[Extracted data entries]
....................
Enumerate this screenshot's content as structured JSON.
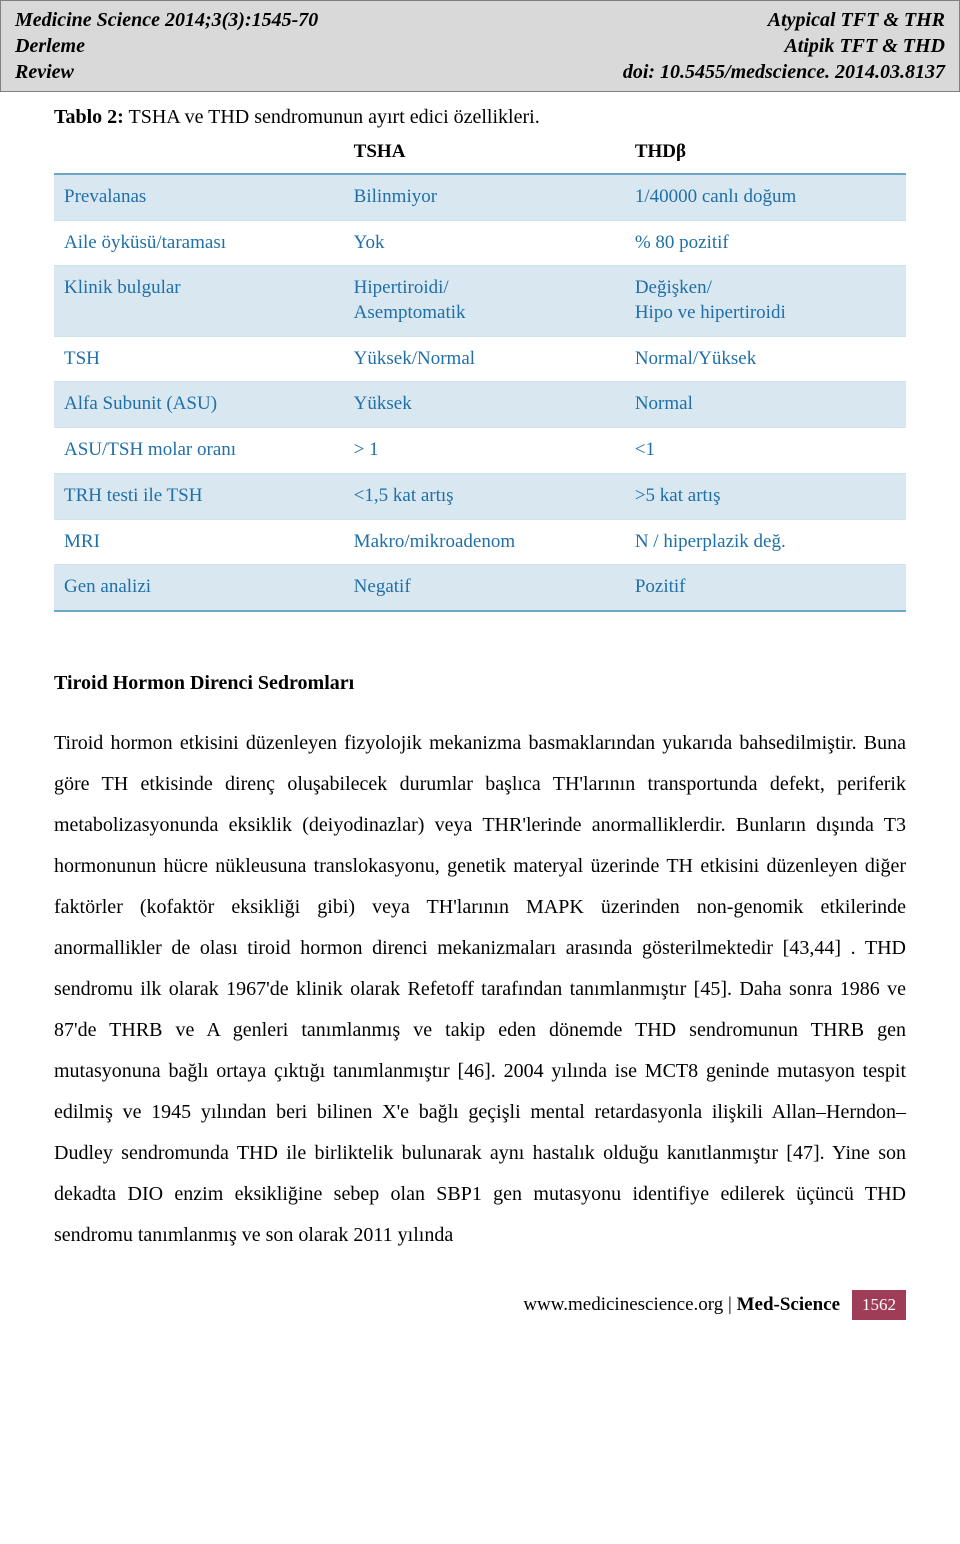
{
  "header": {
    "journal": "Medicine Science 2014;3(3):1545-70",
    "derleme": "Derleme",
    "review": "Review",
    "title_en": "Atypical TFT & THR",
    "title_tr": "Atipik TFT & THD",
    "doi": "doi: 10.5455/medscience. 2014.03.8137"
  },
  "caption": {
    "label": "Tablo 2:",
    "text": " TSHA ve THD sendromunun ayırt edici özellikleri."
  },
  "table": {
    "columns": [
      "",
      "TSHA",
      "THDβ"
    ],
    "rows": [
      {
        "shaded": true,
        "cells": [
          "Prevalanas",
          "Bilinmiyor",
          "1/40000 canlı doğum"
        ]
      },
      {
        "shaded": false,
        "cells": [
          "Aile öyküsü/taraması",
          "Yok",
          "% 80 pozitif"
        ]
      },
      {
        "shaded": true,
        "cells": [
          "Klinik bulgular",
          "Hipertiroidi/\nAsemptomatik",
          "Değişken/\nHipo ve hipertiroidi"
        ]
      },
      {
        "shaded": false,
        "cells": [
          "TSH",
          "Yüksek/Normal",
          "Normal/Yüksek"
        ]
      },
      {
        "shaded": true,
        "cells": [
          "Alfa Subunit (ASU)",
          "Yüksek",
          "Normal"
        ]
      },
      {
        "shaded": false,
        "cells": [
          "ASU/TSH molar oranı",
          "> 1",
          "<1"
        ]
      },
      {
        "shaded": true,
        "cells": [
          "TRH testi ile TSH",
          "<1,5 kat artış",
          ">5 kat artış"
        ]
      },
      {
        "shaded": false,
        "cells": [
          "MRI",
          "Makro/mikroadenom",
          "N / hiperplazik değ."
        ]
      },
      {
        "shaded": true,
        "cells": [
          "Gen analizi",
          "Negatif",
          "Pozitif"
        ]
      }
    ],
    "colors": {
      "header_border": "#6ea6c7",
      "row_border": "#cfe3ef",
      "shaded_bg": "#d9e7f0",
      "text": "#1f6fa8"
    }
  },
  "section": {
    "title": "Tiroid Hormon Direnci Sedromları",
    "paragraph": "Tiroid hormon etkisini düzenleyen fizyolojik mekanizma basmaklarından yukarıda bahsedilmiştir. Buna göre TH etkisinde direnç oluşabilecek durumlar başlıca TH'larının transportunda defekt, periferik metabolizasyonunda eksiklik (deiyodinazlar) veya THR'lerinde anormalliklerdir. Bunların dışında T3 hormonunun hücre nükleusuna translokasyonu, genetik materyal üzerinde TH etkisini düzenleyen diğer faktörler (kofaktör eksikliği gibi) veya TH'larının MAPK üzerinden non-genomik etkilerinde anormallikler de olası tiroid hormon direnci mekanizmaları arasında gösterilmektedir [43,44] . THD sendromu ilk olarak 1967'de klinik olarak Refetoff tarafından tanımlanmıştır [45]. Daha sonra 1986 ve 87'de THRB ve A genleri tanımlanmış ve takip eden dönemde THD sendromunun THRB gen mutasyonuna bağlı ortaya çıktığı tanımlanmıştır [46]. 2004 yılında ise MCT8 geninde mutasyon tespit edilmiş ve 1945 yılından beri bilinen X'e bağlı geçişli mental retardasyonla ilişkili Allan–Herndon–Dudley sendromunda THD ile birliktelik bulunarak aynı hastalık olduğu kanıtlanmıştır [47]. Yine son dekadta DIO enzim eksikliğine sebep olan SBP1 gen mutasyonu identifiye edilerek üçüncü THD sendromu tanımlanmış ve son olarak 2011 yılında"
  },
  "footer": {
    "site": "www.medicinescience.org",
    "sep": " | ",
    "brand": "Med-Science",
    "page": "1562",
    "page_bg": "#9f3c58"
  }
}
....................
EXERCISE DETAILS:
Restate the entries above word for word, keeping pictures out of the copy.

THE COMPLETED TASK:
Enumerate this screenshot's content as structured JSON.
{
  "header": {
    "journal": "Medicine Science 2014;3(3):1545-70",
    "derleme": "Derleme",
    "review": "Review",
    "title_en": "Atypical TFT & THR",
    "title_tr": "Atipik TFT & THD",
    "doi": "doi: 10.5455/medscience. 2014.03.8137"
  },
  "caption": {
    "label": "Tablo 2:",
    "text": " TSHA ve THD sendromunun ayırt edici özellikleri."
  },
  "table": {
    "columns": [
      "",
      "TSHA",
      "THDβ"
    ],
    "rows": [
      {
        "shaded": true,
        "cells": [
          "Prevalanas",
          "Bilinmiyor",
          "1/40000 canlı doğum"
        ]
      },
      {
        "shaded": false,
        "cells": [
          "Aile öyküsü/taraması",
          "Yok",
          "% 80 pozitif"
        ]
      },
      {
        "shaded": true,
        "cells": [
          "Klinik bulgular",
          "Hipertiroidi/\nAsemptomatik",
          "Değişken/\nHipo ve hipertiroidi"
        ]
      },
      {
        "shaded": false,
        "cells": [
          "TSH",
          "Yüksek/Normal",
          "Normal/Yüksek"
        ]
      },
      {
        "shaded": true,
        "cells": [
          "Alfa Subunit (ASU)",
          "Yüksek",
          "Normal"
        ]
      },
      {
        "shaded": false,
        "cells": [
          "ASU/TSH molar oranı",
          "> 1",
          "<1"
        ]
      },
      {
        "shaded": true,
        "cells": [
          "TRH testi ile TSH",
          "<1,5 kat artış",
          ">5 kat artış"
        ]
      },
      {
        "shaded": false,
        "cells": [
          "MRI",
          "Makro/mikroadenom",
          "N / hiperplazik değ."
        ]
      },
      {
        "shaded": true,
        "cells": [
          "Gen analizi",
          "Negatif",
          "Pozitif"
        ]
      }
    ],
    "colors": {
      "header_border": "#6ea6c7",
      "row_border": "#cfe3ef",
      "shaded_bg": "#d9e7f0",
      "text": "#1f6fa8"
    }
  },
  "section": {
    "title": "Tiroid Hormon Direnci Sedromları",
    "paragraph": "Tiroid hormon etkisini düzenleyen fizyolojik mekanizma basmaklarından yukarıda bahsedilmiştir. Buna göre TH etkisinde direnç oluşabilecek durumlar başlıca TH'larının transportunda defekt, periferik metabolizasyonunda eksiklik (deiyodinazlar) veya THR'lerinde anormalliklerdir. Bunların dışında T3 hormonunun hücre nükleusuna translokasyonu, genetik materyal üzerinde TH etkisini düzenleyen diğer faktörler (kofaktör eksikliği gibi) veya TH'larının MAPK üzerinden non-genomik etkilerinde anormallikler de olası tiroid hormon direnci mekanizmaları arasında gösterilmektedir [43,44] . THD sendromu ilk olarak 1967'de klinik olarak Refetoff tarafından tanımlanmıştır [45]. Daha sonra 1986 ve 87'de THRB ve A genleri tanımlanmış ve takip eden dönemde THD sendromunun THRB gen mutasyonuna bağlı ortaya çıktığı tanımlanmıştır [46]. 2004 yılında ise MCT8 geninde mutasyon tespit edilmiş ve 1945 yılından beri bilinen X'e bağlı geçişli mental retardasyonla ilişkili Allan–Herndon–Dudley sendromunda THD ile birliktelik bulunarak aynı hastalık olduğu kanıtlanmıştır [47]. Yine son dekadta DIO enzim eksikliğine sebep olan SBP1 gen mutasyonu identifiye edilerek üçüncü THD sendromu tanımlanmış ve son olarak 2011 yılında"
  },
  "footer": {
    "site": "www.medicinescience.org",
    "sep": " | ",
    "brand": "Med-Science",
    "page": "1562",
    "page_bg": "#9f3c58"
  }
}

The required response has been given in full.